Could you write out the records below exactly as they appear?

-*-*-

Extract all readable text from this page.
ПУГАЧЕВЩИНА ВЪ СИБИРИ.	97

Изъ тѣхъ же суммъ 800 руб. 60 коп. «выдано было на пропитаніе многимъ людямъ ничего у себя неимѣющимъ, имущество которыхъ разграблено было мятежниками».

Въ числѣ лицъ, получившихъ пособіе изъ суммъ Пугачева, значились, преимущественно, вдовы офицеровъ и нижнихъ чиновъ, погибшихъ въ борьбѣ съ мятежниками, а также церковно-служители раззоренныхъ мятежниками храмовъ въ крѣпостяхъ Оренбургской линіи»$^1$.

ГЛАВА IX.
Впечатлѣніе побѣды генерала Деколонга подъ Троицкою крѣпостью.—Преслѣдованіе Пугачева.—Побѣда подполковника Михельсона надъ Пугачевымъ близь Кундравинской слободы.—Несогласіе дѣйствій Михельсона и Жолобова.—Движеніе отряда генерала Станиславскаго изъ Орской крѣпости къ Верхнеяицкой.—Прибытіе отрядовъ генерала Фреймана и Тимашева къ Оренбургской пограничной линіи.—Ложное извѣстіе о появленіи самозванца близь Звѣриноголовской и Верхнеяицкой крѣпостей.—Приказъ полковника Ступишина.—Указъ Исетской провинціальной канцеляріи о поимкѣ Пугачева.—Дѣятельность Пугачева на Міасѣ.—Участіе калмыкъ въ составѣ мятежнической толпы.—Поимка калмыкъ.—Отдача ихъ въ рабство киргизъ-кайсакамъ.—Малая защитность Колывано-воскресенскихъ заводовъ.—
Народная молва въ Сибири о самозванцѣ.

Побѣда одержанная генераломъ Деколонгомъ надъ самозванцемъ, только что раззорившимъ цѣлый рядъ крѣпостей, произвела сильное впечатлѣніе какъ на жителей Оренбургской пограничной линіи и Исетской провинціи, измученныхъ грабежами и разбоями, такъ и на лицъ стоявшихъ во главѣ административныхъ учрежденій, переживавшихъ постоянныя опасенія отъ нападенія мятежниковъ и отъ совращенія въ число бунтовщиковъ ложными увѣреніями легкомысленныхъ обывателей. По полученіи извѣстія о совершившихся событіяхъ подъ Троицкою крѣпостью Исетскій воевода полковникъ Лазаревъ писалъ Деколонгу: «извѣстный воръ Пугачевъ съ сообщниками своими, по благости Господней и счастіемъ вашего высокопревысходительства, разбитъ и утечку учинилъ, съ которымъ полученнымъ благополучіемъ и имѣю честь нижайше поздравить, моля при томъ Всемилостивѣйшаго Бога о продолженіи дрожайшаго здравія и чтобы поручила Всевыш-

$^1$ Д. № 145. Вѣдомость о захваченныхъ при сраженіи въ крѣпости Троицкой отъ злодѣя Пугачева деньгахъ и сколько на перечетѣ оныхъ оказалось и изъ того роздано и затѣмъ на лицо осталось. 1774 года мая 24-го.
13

-*-*-

**Finished task**
Extract all readable text from this page.
ПУГАЧЕВЩИНА ВЪ СИБИРИ.	97

Изъ тѣхъ же суммъ 800 руб. 60 коп. «выдано было на пропитаніе многимъ людямъ ничего у себя неимѣющимъ, имущество которыхъ разграблено было мятежниками».

Въ числѣ лицъ, получившихъ пособіе изъ суммъ Пугачева, значились, преимущественно, вдовы офицеровъ и нижнихъ чиновъ, погибшихъ въ борьбѣ съ мятежниками, а также церковно-служители раззоренныхъ мятежниками храмовъ въ крѣпостяхъ Оренбургской линіи»$^1$.

ГЛАВА IX.
Впечатлѣніе побѣды генерала Деколонга подъ Троицкою крѣпостью.—Преслѣдованіе Пугачева.—Побѣда подполковника Михельсона надъ Пугачевымъ близь Кундравинской слободы.—Несогласіе дѣйствій Михельсона и Жолобова.—Движеніе отряда генерала Станиславскаго изъ Орской крѣпости къ Верхнеяицкой.—Прибытіе отрядовъ генерала Фреймана и Тимашева къ Оренбургской пограничной линіи.—Ложное извѣстіе о появленіи самозванца близь Звѣриноголовской и Верхнеяицкой крѣпостей.—Приказъ полковника Ступишина.—Указъ Исетской провинціальной канцеляріи о поимкѣ Пугачева.—Дѣятельность Пугачева на Міасѣ.—Участіе калмыкъ въ составѣ мятежнической толпы.—Поимка калмыкъ.—Отдача ихъ въ рабство киргизъ-кайсакамъ.—Малая защитность Колывано-воскресенскихъ заводовъ.—
Народная молва въ Сибири о самозванцѣ.

Побѣда одержанная генераломъ Деколонгомъ надъ самозванцемъ, только что раззорившимъ цѣлый рядъ крѣпостей, произвела сильное впечатлѣніе какъ на жителей Оренбургской пограничной линіи и Исетской провинціи, измученныхъ грабежами и разбоями, такъ и на лицъ стоявшихъ во главѣ административныхъ учрежденій, переживавшихъ постоянныя опасенія отъ нападенія мятежниковъ и отъ совращенія въ число бунтовщиковъ ложными увѣреніями легкомысленныхъ обывателей. По полученіи извѣстія о совершившихся событіяхъ подъ Троицкою крѣпостью Исетскій воевода полковникъ Лазаревъ писалъ Деколонгу: «извѣстный воръ Пугачевъ съ сообщниками своими, по благости Господней и счастіемъ вашего высокопревысходительства, разбитъ и утечку учинилъ, съ которымъ полученнымъ благополучіемъ и имѣю честь нижайше поздравить, моля при томъ Всемилостивѣйшаго Бога о продолженіи дрожайшаго здравія и чтобы поручила Всевыш-

$^1$ Д. № 145. Вѣдомость о захваченныхъ при сраженіи въ крѣпости Троицкой отъ злодѣя Пугачева деньгахъ и сколько на перечетѣ оныхъ оказалось и изъ того роздано и затѣмъ на лицо осталось. 1774 года мая 24-го.
13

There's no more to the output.